** Start of Text section **
# Bay window leaks (they're all supposed to right?)



## lilbuzzy (Dec 26, 2012)

I am seeking information. I have a bay window with brick and copper. It is leaking. I was not around to see what type of flashing and or method was used when the house was built. My question to the masons: Can one retro flash a bay window without starting from scratch? And how and where would you begin this process? It looks fancy and professional but it leaks like 70's Harley. From my internet research I have seen how it needs to be done, but my problem lies in that its a done house. So what and how do you do the reflash? I know you guys want pics right now, but I don't have access at the moment. It is a curved copper top (at the hip). Does that make it more difficult to fix.

Thanks in advance

Richie


----------



## greg24k (May 19, 2007)

lilbuzzy said:


> I am seeking information. I have a bay window with brick and copper. It is leaking. I was not around to see what type of flashing and or method was used when the house was built. My question to the masons: Can one retro flash a bay window without starting from scratch? And how and where would you begin this process? It looks fancy and professional but it leaks like 70's Harley. From my internet research I have seen how it needs to be done, but my problem lies in that its a done house. So what and how do you do the reflash? I know you guys want pics right now, but I don't have access at the moment. It is a curved copper top (at the hip). Does that make it more difficult to fix.
** End of Text section **
** Start of Material **
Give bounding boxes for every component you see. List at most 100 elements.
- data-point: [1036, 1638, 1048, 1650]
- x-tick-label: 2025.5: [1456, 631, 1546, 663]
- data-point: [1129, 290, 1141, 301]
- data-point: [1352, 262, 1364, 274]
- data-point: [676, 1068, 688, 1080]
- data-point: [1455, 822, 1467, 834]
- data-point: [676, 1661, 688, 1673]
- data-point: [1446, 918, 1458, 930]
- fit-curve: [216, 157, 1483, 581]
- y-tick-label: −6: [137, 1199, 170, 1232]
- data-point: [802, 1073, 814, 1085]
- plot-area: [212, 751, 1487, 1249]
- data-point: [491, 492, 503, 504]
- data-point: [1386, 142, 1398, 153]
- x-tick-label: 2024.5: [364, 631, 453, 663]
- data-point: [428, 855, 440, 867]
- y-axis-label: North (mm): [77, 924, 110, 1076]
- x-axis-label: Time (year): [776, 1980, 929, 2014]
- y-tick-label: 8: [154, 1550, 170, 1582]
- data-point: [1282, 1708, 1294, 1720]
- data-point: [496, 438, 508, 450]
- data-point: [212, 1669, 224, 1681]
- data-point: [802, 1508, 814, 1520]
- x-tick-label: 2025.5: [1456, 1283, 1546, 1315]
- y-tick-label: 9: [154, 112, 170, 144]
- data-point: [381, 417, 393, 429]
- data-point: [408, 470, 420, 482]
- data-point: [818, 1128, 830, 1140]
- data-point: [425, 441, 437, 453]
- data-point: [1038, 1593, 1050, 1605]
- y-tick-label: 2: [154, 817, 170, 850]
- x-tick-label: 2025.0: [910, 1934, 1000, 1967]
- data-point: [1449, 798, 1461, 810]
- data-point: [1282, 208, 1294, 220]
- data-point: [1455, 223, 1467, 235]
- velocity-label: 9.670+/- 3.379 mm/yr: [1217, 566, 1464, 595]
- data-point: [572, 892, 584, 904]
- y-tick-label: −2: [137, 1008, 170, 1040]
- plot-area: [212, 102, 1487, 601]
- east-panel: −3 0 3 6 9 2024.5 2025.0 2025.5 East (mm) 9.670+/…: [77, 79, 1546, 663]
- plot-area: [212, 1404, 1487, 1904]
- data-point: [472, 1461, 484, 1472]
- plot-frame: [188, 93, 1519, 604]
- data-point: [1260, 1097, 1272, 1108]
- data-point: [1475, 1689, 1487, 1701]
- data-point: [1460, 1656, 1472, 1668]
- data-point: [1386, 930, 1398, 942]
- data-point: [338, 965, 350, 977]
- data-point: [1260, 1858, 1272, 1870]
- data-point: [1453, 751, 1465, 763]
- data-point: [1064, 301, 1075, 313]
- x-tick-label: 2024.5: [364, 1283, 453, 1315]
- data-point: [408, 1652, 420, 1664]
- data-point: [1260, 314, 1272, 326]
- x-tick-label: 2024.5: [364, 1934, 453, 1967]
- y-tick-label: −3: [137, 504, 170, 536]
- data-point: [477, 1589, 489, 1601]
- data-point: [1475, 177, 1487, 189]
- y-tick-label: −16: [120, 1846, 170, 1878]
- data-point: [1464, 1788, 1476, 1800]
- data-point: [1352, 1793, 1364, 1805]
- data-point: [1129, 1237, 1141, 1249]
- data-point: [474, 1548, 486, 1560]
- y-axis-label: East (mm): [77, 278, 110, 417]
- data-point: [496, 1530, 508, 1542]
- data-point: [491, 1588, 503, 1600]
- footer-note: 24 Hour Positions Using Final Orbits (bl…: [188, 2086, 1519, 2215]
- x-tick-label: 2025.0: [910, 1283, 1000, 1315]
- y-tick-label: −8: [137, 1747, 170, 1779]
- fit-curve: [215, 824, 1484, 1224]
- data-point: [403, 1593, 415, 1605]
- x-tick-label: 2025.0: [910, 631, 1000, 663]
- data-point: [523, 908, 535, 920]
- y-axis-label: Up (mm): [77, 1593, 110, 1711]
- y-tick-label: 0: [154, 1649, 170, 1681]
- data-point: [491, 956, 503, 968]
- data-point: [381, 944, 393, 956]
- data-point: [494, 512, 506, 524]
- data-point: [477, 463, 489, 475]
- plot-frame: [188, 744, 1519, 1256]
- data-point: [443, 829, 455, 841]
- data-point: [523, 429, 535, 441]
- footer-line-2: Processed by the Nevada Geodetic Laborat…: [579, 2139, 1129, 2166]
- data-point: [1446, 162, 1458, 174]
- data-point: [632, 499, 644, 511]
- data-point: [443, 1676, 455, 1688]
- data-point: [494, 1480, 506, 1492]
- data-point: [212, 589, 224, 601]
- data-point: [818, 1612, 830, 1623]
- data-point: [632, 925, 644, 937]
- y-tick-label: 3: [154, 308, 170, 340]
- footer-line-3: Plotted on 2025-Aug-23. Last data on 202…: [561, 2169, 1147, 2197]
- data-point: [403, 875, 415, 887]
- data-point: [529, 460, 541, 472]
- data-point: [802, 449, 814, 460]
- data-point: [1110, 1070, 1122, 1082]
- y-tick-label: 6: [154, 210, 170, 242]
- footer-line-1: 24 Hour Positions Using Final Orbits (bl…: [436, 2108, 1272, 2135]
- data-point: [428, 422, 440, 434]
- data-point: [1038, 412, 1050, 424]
** End of Material **
[Given instruction] Write out the section of the bay window thread between "## lilbuzzy (Dec" and "(May 19, 2007)", inclusive, renaming "copper" to "zinc" wherever it appears.

[Exercise response]
## lilbuzzy (Dec 26, 2012)

I am seeking information. I have a bay window with brick and zinc. It is leaking. I was not around to see what type of flashing and or method was used when the house was built. My question to the masons: Can one retro flash a bay window without starting from scratch? And how and where would you begin this process? It looks fancy and professional but it leaks like 70's Harley. From my internet research I have seen how it needs to be done, but my problem lies in that its a done house. So what and how do you do the reflash? I know you guys want pics right now, but I don't have access at the moment. It is a curved zinc top (at the hip). Does that make it more difficult to fix.

Thanks in advance

Richie


----------



## greg24k (May 19, 2007)